WHAT TO PRODUCE:
Set the data down again, exactly as it reads, but without the pictures.

TASK DATA:
▽
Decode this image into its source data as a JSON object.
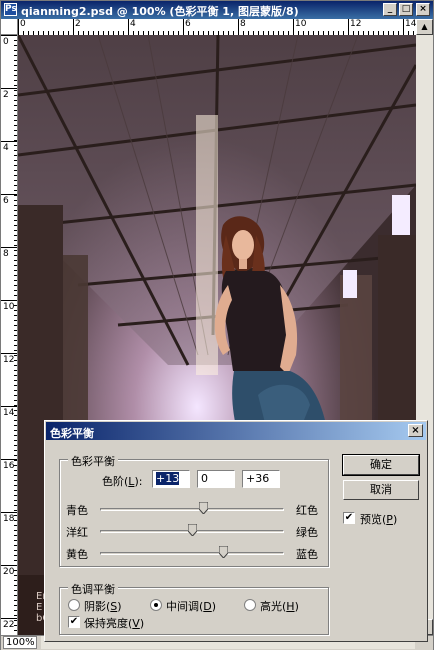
{
  "window": {
    "title": "qianming2.psd @ 100% (色彩平衡 1, 图层蒙版/8)",
    "minimize": "_",
    "maximize": "□",
    "close": "×",
    "zoom": "100%"
  },
  "rulers": {
    "top": [
      "0",
      "2",
      "4",
      "6",
      "8",
      "10",
      "12",
      "14"
    ],
    "left": [
      "0",
      "2",
      "4",
      "6",
      "8",
      "10",
      "12",
      "14",
      "16",
      "18",
      "20",
      "22"
    ]
  },
  "canvas": {
    "text_lines": [
      "Em",
      "E",
      "bC"
    ]
  },
  "dialog": {
    "title": "色彩平衡",
    "close": "×",
    "balance_group": "色彩平衡",
    "levels_label_pre": "色阶(",
    "levels_label_key": "L",
    "levels_label_post": "):",
    "level1": "+13",
    "level2": "0",
    "level3": "+36",
    "slider_rows": [
      {
        "left": "青色",
        "right": "红色",
        "value": 13
      },
      {
        "left": "洋红",
        "right": "绿色",
        "value": 0
      },
      {
        "left": "黄色",
        "right": "蓝色",
        "value": 36
      }
    ],
    "tone_group": "色调平衡",
    "shadows_pre": "阴影(",
    "shadows_key": "S",
    "shadows_post": ")",
    "midtones_pre": "中间调(",
    "midtones_key": "D",
    "midtones_post": ")",
    "highlights_pre": "高光(",
    "highlights_key": "H",
    "highlights_post": ")",
    "preserve_pre": "保持亮度(",
    "preserve_key": "V",
    "preserve_post": ")",
    "ok": "确定",
    "cancel": "取消",
    "preview_pre": "预览(",
    "preview_key": "P",
    "preview_post": ")",
    "check_glyph": "✔"
  },
  "colors": {
    "titlebar": "#0a246a",
    "dialog_bg": "#d4d0c8"
  }
}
△
TASK ANSWER:
Decode this image into its source data as a JSON object.
{
  "window": {
    "title": "qianming2.psd @ 100% (色彩平衡 1, 图层蒙版/8)",
    "minimize": "_",
    "maximize": "□",
    "close": "×",
    "zoom": "100%"
  },
  "rulers": {
    "top": [
      "0",
      "2",
      "4",
      "6",
      "8",
      "10",
      "12",
      "14"
    ],
    "left": [
      "0",
      "2",
      "4",
      "6",
      "8",
      "10",
      "12",
      "14",
      "16",
      "18",
      "20",
      "22"
    ]
  },
  "canvas": {
    "text_lines": [
      "Em",
      "E",
      "bC"
    ]
  },
  "dialog": {
    "title": "色彩平衡",
    "close": "×",
    "balance_group": "色彩平衡",
    "levels_label_pre": "色阶(",
    "levels_label_key": "L",
    "levels_label_post": "):",
    "level1": "+13",
    "level2": "0",
    "level3": "+36",
    "slider_rows": [
      {
        "left": "青色",
        "right": "红色",
        "value": 13
      },
      {
        "left": "洋红",
        "right": "绿色",
        "value": 0
      },
      {
        "left": "黄色",
        "right": "蓝色",
        "value": 36
      }
    ],
    "tone_group": "色调平衡",
    "shadows_pre": "阴影(",
    "shadows_key": "S",
    "shadows_post": ")",
    "midtones_pre": "中间调(",
    "midtones_key": "D",
    "midtones_post": ")",
    "highlights_pre": "高光(",
    "highlights_key": "H",
    "highlights_post": ")",
    "preserve_pre": "保持亮度(",
    "preserve_key": "V",
    "preserve_post": ")",
    "ok": "确定",
    "cancel": "取消",
    "preview_pre": "预览(",
    "preview_key": "P",
    "preview_post": ")",
    "check_glyph": "✔"
  },
  "colors": {
    "titlebar": "#0a246a",
    "dialog_bg": "#d4d0c8"
  }
}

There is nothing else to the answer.